**What to work on**:
A. Answer these from the explanation of SAS memory use:
(i) How many statements does the macro in the '%macro loop' example generate?
(ii) Which language performs the parsing?
(iii) Which option's value, when exceeded, makes SAS report an out-of-memory error?
B. Extend the explanation of SAS memory use beyond its final sentence.

**Supplied text**:
I believe what you are seeing is that parsing and compiling a SAS program requires memory.
Recall that a macro call is a PREPROCESSOR. It generates test, which are usually SAS statements. In the '%macro loop' example, the macro generates a program that contains 300 MILLION statements. It doesn't matter what the statements are, what matters is that there are 300 million statements.
This huge program is then sent to PROC IML for parsing and execution. The parsing is performed in C. Parsing the program results in a (huge!) C structure that represents the program. That structure is then sent to the procedure for execution. If the amount of memory exceeds the MEMSIZE option in your SAS session, SAS will report an out-of-memory error, which is what is happening in your example.
Your example isn't limited to PROC IML. You can see the same behavior in the DATA step if you use macro to generate a program that contains hundreds of millions of lines. I ran the following macro code to generate huge programs in both the DATA step and PROC IML.
options fullstimer;
options nosource;
%macro IMLtest(numStmts);
%put Test IML: numStmts=%sysfunc(putn(&numStmts,comma9.));
proc iml;
a = 1;
%do i=1 %to &numStmts;
b = a;
%end;
quit;
%mend;
%put ----- START IML TESTS -----;
%IMLtest(10000);
%IMLtest(100000);
%IMLtest(500000);
%IMLtest(1000000);
%macro DStest(numStmts);
%put Test DATA Step: numStmts=%sysfunc(putn(&numStmts,comma9.));
data _NULL_;
a = 1;
%do i=1 %to &numStmts;
b = a;
%end;
run;
%mend;
%put ----- START DATA STEP TESTS -----;
%DStest(10000);
%DStest(100000);
%DStest(500000);
%DStest(1000000);
To make the programs comparable, I use 'a=1' in IML and in the DATA step. If 'a' is a vector in IML, then IML will use a little more memory, but it is really the length of the program (known at compile time) that is causing this issue, not the run-time memory.

**Dataset entries**:
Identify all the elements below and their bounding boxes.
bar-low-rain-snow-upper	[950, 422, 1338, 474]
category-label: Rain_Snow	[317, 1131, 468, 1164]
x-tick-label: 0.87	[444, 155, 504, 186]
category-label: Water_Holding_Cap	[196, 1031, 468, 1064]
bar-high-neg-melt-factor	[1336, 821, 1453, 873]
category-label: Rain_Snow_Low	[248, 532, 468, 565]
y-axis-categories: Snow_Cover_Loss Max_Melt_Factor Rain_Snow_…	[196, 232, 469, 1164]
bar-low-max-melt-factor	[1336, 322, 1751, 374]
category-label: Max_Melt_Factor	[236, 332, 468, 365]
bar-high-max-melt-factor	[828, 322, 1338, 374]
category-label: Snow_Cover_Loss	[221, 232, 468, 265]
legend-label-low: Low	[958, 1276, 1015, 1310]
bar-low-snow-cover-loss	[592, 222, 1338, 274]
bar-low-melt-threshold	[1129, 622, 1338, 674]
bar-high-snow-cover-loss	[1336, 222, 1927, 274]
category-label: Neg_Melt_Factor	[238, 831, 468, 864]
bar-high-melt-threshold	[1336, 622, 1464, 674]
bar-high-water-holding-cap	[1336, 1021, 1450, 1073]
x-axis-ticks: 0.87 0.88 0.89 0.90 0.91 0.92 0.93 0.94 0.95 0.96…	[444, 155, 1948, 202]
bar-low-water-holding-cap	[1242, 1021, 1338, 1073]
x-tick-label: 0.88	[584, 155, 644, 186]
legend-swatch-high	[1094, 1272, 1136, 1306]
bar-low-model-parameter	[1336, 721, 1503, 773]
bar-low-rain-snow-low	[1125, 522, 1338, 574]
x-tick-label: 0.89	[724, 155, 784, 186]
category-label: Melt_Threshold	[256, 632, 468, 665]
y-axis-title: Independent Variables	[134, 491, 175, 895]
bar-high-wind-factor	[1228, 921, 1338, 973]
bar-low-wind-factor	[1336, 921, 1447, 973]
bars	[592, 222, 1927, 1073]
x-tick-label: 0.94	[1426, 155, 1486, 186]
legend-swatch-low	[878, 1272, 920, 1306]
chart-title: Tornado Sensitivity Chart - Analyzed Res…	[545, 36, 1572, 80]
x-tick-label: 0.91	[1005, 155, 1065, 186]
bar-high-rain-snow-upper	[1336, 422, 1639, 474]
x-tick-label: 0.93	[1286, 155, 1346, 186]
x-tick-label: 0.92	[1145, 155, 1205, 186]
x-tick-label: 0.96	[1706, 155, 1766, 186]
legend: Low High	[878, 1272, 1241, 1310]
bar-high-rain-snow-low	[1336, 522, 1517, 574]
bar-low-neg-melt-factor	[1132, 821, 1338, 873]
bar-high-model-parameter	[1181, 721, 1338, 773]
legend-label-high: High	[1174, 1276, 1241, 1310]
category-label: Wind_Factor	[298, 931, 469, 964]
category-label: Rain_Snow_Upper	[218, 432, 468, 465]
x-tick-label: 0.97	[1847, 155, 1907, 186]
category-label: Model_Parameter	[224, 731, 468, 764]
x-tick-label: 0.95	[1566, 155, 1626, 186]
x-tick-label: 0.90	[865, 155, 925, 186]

**Solved problems**:
A.
(i) 300 million statements.
(ii) C.
(iii) The MEMSIZE option.

B.
On my PC version of SAS, the memory usage for each PROC is as follows:
data VizMemory;
length Proc $10;
input Proc numStmts Memory;
label numStmts="Number of Statements" Memory="Memory (k)";
format numStmts Memory comma10.;
datalines;
DATA_STEP 10000 3907
DATA_STEP 100000 37787
DATA_STEP 500000 180044
DATA_STEP 1000000 359641
IML 1000 254
IML 10000 1428
IML 100000 12698
IML 500000 62705
IML 1000000 125271
;
title "Memory Usage to Parse and Compile SAS Programs";
proc sgplot data=VizMemory;
series x=numStmts y=Memory / group=Proc markers;
xaxis grid;
yaxis grid;
run;
The memory usage scales linearly with the number of SAS statements in the programs. The DATA step actually uses more memory than PROC IML to parse and execute a similar program.
So, in conclusion, you are seeing the result of generating a program that is hundreds of millions of lines long. Those text statements are parsed, which converts the text to a C structure, which requires considerable memory. (Think about a linked list that has 300 million items, and each item has information about the statement and the symbols.) My advice is to use the loops and conditional logic in IML to write your program, rather than using the macro preprocessor to generate repeated statements.